[Task details]:
Omit the images, then print each record below exactly as it reads.

[Records supplied]:
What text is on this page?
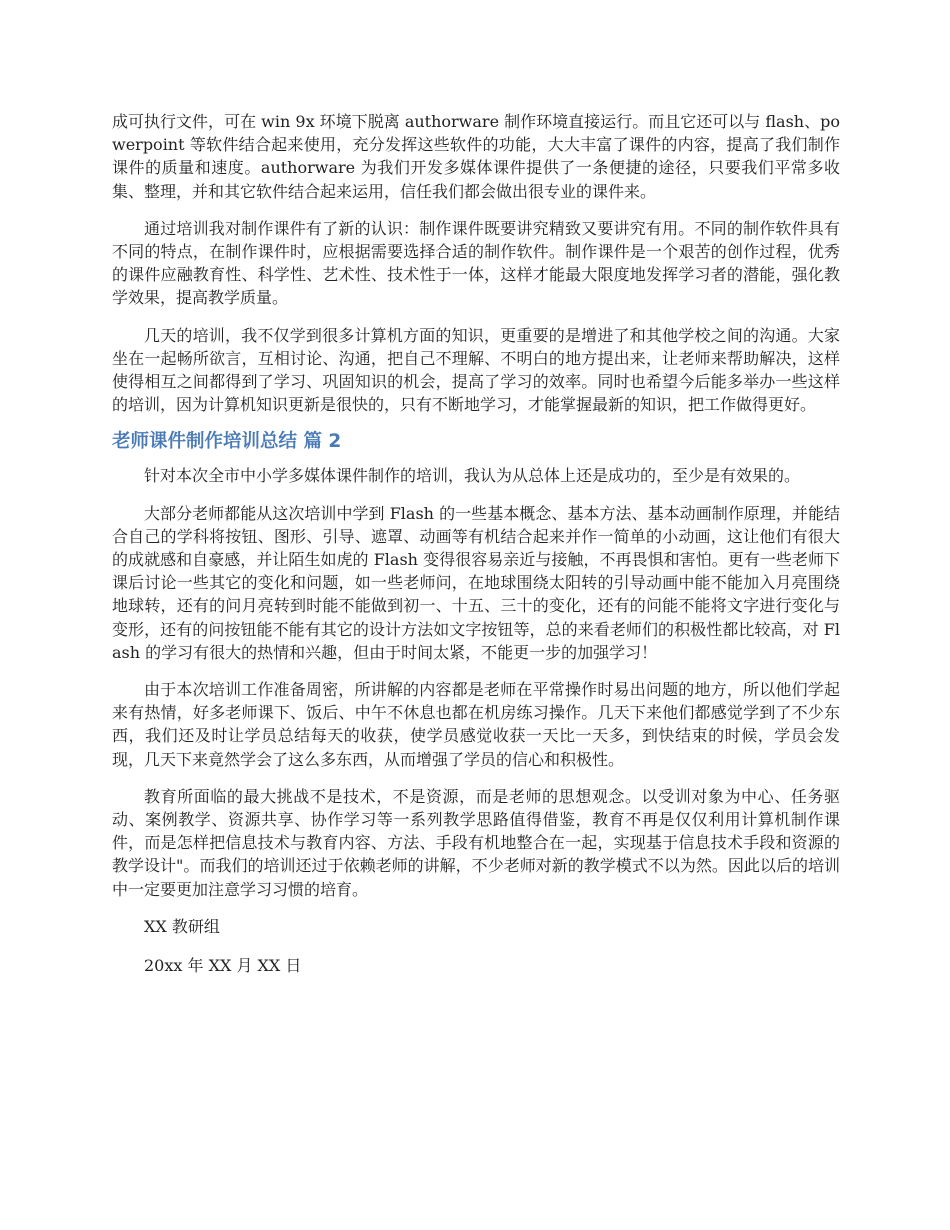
成可执行文件，可在 win 9x 环境下脱离 authorware 制作环境直接运行。而且它还可以与 flash、powerpoint 等软件结合起来使用，充分发挥这些软件的功能，大大丰富了课件的内容，提高了我们制作课件的质量和速度。authorware 为我们开发多媒体课件提供了一条便捷的途径，只要我们平常多收集、整理，并和其它软件结合起来运用，信任我们都会做出很专业的课件来。

通过培训我对制作课件有了新的认识：制作课件既要讲究精致又要讲究有用。不同的制作软件具有不同的特点，在制作课件时，应根据需要选择合适的制作软件。制作课件是一个艰苦的创作过程，优秀的课件应融教育性、科学性、艺术性、技术性于一体，这样才能最大限度地发挥学习者的潜能，强化教学效果，提高教学质量。

几天的培训，我不仅学到很多计算机方面的知识，更重要的是增进了和其他学校之间的沟通。大家坐在一起畅所欲言，互相讨论、沟通，把自己不理解、不明白的地方提出来，让老师来帮助解决，这样使得相互之间都得到了学习、巩固知识的机会，提高了学习的效率。同时也希望今后能多举办一些这样的培训，因为计算机知识更新是很快的，只有不断地学习，才能掌握最新的知识，把工作做得更好。

老师课件制作培训总结 篇 2

针对本次全市中小学多媒体课件制作的培训，我认为从总体上还是成功的，至少是有效果的。

大部分老师都能从这次培训中学到 Flash 的一些基本概念、基本方法、基本动画制作原理，并能结合自己的学科将按钮、图形、引导、遮罩、动画等有机结合起来并作一简单的小动画，这让他们有很大的成就感和自豪感，并让陌生如虎的 Flash 变得很容易亲近与接触，不再畏惧和害怕。更有一些老师下课后讨论一些其它的变化和问题，如一些老师问，在地球围绕太阳转的引导动画中能不能加入月亮围绕地球转，还有的问月亮转到时能不能做到初一、十五、三十的变化，还有的问能不能将文字进行变化与变形，还有的问按钮能不能有其它的设计方法如文字按钮等，总的来看老师们的积极性都比较高，对 Flash 的学习有很大的热情和兴趣，但由于时间太紧，不能更一步的加强学习！

由于本次培训工作准备周密，所讲解的内容都是老师在平常操作时易出问题的地方，所以他们学起来有热情，好多老师课下、饭后、中午不休息也都在机房练习操作。几天下来他们都感觉学到了不少东西，我们还及时让学员总结每天的收获，使学员感觉收获一天比一天多，到快结束的时候，学员会发现，几天下来竟然学会了这么多东西，从而增强了学员的信心和积极性。

教育所面临的最大挑战不是技术，不是资源，而是老师的思想观念。以受训对象为中心、任务驱动、案例教学、资源共享、协作学习等一系列教学思路值得借鉴，教育不再是仅仅利用计算机制作课件，而是怎样把信息技术与教育内容、方法、手段有机地整合在一起，实现基于信息技术手段和资源的教学设计"。而我们的培训还过于依赖老师的讲解，不少老师对新的教学模式不以为然。因此以后的培训中一定要更加注意学习习惯的培育。

XX 教研组

20xx 年 XX 月 XX 日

[Exercise solution]:
What text is on this page?
成可执行文件，可在 win 9x 环境下脱离 authorware 制作环境直接运行。而且它还可以与 flash、powerpoint 等软件结合起来使用，充分发挥这些软件的功能，大大丰富了课件的内容，提高了我们制作课件的质量和速度。authorware 为我们开发多媒体课件提供了一条便捷的途径，只要我们平常多收集、整理，并和其它软件结合起来运用，信任我们都会做出很专业的课件来。

通过培训我对制作课件有了新的认识：制作课件既要讲究精致又要讲究有用。不同的制作软件具有不同的特点，在制作课件时，应根据需要选择合适的制作软件。制作课件是一个艰苦的创作过程，优秀的课件应融教育性、科学性、艺术性、技术性于一体，这样才能最大限度地发挥学习者的潜能，强化教学效果，提高教学质量。

几天的培训，我不仅学到很多计算机方面的知识，更重要的是增进了和其他学校之间的沟通。大家坐在一起畅所欲言，互相讨论、沟通，把自己不理解、不明白的地方提出来，让老师来帮助解决，这样使得相互之间都得到了学习、巩固知识的机会，提高了学习的效率。同时也希望今后能多举办一些这样的培训，因为计算机知识更新是很快的，只有不断地学习，才能掌握最新的知识，把工作做得更好。

老师课件制作培训总结 篇 2

针对本次全市中小学多媒体课件制作的培训，我认为从总体上还是成功的，至少是有效果的。

大部分老师都能从这次培训中学到 Flash 的一些基本概念、基本方法、基本动画制作原理，并能结合自己的学科将按钮、图形、引导、遮罩、动画等有机结合起来并作一简单的小动画，这让他们有很大的成就感和自豪感，并让陌生如虎的 Flash 变得很容易亲近与接触，不再畏惧和害怕。更有一些老师下课后讨论一些其它的变化和问题，如一些老师问，在地球围绕太阳转的引导动画中能不能加入月亮围绕地球转，还有的问月亮转到时能不能做到初一、十五、三十的变化，还有的问能不能将文字进行变化与变形，还有的问按钮能不能有其它的设计方法如文字按钮等，总的来看老师们的积极性都比较高，对 Flash 的学习有很大的热情和兴趣，但由于时间太紧，不能更一步的加强学习！

由于本次培训工作准备周密，所讲解的内容都是老师在平常操作时易出问题的地方，所以他们学起来有热情，好多老师课下、饭后、中午不休息也都在机房练习操作。几天下来他们都感觉学到了不少东西，我们还及时让学员总结每天的收获，使学员感觉收获一天比一天多，到快结束的时候，学员会发现，几天下来竟然学会了这么多东西，从而增强了学员的信心和积极性。

教育所面临的最大挑战不是技术，不是资源，而是老师的思想观念。以受训对象为中心、任务驱动、案例教学、资源共享、协作学习等一系列教学思路值得借鉴，教育不再是仅仅利用计算机制作课件，而是怎样把信息技术与教育内容、方法、手段有机地整合在一起，实现基于信息技术手段和资源的教学设计"。而我们的培训还过于依赖老师的讲解，不少老师对新的教学模式不以为然。因此以后的培训中一定要更加注意学习习惯的培育。

XX 教研组

20xx 年 XX 月 XX 日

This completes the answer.